*WHAT YOU NEED TO DO:* State the number of lines that contain the word "utility", and add nothing else.

*RECORDS PROVIDED:*
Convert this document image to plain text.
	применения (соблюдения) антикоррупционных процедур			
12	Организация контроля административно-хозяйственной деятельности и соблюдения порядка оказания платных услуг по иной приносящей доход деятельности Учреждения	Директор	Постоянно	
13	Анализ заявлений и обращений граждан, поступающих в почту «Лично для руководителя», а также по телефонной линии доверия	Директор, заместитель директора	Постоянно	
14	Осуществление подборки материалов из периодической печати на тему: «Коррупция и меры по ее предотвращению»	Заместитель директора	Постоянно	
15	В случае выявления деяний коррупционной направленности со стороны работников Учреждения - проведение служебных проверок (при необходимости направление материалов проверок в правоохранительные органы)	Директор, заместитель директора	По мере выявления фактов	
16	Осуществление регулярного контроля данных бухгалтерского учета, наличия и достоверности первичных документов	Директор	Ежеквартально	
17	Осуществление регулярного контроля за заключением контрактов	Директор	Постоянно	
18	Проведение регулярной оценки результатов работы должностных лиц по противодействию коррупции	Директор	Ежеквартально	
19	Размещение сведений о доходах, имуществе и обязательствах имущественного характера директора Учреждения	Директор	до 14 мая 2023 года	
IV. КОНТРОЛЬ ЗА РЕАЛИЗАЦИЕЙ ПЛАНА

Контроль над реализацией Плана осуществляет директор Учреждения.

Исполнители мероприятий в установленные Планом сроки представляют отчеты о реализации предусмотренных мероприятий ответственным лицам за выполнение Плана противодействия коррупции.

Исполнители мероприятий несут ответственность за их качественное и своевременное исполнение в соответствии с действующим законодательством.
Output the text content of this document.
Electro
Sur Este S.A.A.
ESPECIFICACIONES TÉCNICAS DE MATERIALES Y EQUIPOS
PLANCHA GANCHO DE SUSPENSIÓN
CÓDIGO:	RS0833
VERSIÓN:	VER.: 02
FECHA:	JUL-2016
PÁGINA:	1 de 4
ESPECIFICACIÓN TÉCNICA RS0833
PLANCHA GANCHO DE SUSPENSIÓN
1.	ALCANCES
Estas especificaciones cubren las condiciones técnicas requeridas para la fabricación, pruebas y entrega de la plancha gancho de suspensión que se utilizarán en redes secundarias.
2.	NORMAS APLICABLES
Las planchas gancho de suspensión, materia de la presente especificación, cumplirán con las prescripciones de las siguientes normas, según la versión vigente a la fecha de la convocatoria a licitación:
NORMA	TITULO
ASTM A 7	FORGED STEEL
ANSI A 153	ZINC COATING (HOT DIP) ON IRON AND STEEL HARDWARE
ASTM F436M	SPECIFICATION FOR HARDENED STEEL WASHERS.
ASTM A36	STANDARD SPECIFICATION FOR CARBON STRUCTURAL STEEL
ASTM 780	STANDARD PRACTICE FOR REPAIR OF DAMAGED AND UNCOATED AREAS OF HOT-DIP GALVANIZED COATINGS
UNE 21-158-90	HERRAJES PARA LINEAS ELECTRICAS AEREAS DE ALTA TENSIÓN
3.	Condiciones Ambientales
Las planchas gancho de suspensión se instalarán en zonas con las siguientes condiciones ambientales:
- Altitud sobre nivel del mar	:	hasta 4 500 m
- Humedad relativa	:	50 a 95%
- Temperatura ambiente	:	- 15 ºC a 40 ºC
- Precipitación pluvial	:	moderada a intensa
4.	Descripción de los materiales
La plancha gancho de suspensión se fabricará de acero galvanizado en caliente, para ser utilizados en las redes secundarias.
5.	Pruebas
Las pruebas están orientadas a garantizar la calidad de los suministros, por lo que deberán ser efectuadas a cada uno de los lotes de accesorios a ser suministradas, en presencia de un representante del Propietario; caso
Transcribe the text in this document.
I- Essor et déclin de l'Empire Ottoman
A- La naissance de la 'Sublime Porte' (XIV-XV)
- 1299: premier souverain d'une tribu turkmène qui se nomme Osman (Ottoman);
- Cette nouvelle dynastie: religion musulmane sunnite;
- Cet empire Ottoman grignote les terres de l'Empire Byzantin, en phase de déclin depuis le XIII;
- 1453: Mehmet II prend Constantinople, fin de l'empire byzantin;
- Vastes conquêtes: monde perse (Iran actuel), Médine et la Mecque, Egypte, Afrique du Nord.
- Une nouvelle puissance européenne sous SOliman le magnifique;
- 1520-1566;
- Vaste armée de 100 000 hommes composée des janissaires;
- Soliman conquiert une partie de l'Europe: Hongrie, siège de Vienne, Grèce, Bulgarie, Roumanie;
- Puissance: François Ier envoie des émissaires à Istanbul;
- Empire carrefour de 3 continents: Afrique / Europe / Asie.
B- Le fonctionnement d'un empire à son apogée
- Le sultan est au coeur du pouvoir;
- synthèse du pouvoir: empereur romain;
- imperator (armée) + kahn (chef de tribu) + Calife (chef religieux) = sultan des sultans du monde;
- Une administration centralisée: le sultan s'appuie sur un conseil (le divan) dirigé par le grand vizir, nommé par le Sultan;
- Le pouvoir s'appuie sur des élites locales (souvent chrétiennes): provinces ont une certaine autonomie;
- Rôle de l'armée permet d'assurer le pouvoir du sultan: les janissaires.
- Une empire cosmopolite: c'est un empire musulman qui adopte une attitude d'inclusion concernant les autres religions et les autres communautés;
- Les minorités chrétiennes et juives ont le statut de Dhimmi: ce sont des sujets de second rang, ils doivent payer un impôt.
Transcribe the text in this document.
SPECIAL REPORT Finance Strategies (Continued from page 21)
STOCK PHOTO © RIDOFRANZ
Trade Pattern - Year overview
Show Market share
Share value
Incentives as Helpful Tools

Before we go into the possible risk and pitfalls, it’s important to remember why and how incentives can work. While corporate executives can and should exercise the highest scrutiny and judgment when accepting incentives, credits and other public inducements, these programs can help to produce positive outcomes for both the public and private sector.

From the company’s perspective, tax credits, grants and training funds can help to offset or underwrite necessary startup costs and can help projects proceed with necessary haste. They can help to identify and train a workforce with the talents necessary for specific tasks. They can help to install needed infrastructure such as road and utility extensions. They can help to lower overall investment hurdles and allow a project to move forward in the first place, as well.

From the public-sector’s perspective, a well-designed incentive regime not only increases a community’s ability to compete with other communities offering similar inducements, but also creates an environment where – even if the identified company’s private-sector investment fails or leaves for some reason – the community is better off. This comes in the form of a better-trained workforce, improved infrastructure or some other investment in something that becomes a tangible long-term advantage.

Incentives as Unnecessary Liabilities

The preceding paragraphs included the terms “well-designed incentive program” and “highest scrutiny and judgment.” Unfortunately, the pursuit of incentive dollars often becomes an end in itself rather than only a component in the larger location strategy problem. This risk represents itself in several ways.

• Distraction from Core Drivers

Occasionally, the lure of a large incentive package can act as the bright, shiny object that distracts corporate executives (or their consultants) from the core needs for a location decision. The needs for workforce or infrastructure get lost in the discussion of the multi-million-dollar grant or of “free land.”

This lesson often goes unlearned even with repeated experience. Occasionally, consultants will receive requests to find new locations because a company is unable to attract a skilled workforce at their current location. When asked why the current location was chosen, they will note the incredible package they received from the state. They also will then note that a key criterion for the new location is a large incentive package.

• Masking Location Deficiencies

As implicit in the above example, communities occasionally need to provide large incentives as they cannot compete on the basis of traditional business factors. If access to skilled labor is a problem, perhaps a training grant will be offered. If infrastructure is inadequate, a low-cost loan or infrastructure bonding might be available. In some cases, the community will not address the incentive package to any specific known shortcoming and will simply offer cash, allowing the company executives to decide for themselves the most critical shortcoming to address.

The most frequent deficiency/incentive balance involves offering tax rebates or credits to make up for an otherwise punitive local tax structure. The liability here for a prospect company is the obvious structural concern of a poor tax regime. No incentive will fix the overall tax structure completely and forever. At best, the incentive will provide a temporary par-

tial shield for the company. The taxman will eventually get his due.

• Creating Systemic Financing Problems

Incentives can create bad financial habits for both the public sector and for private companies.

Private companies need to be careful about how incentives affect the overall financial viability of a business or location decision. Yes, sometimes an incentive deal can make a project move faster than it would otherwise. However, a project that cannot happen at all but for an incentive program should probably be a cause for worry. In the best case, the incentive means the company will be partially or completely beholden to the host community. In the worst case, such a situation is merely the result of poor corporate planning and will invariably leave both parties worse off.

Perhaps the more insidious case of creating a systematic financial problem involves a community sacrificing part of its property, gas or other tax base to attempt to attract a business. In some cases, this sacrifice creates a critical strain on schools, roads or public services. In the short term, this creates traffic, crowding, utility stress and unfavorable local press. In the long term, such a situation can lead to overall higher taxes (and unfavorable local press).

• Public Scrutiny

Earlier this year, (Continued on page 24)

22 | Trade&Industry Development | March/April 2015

*COMPLETED EXERCISE:* 2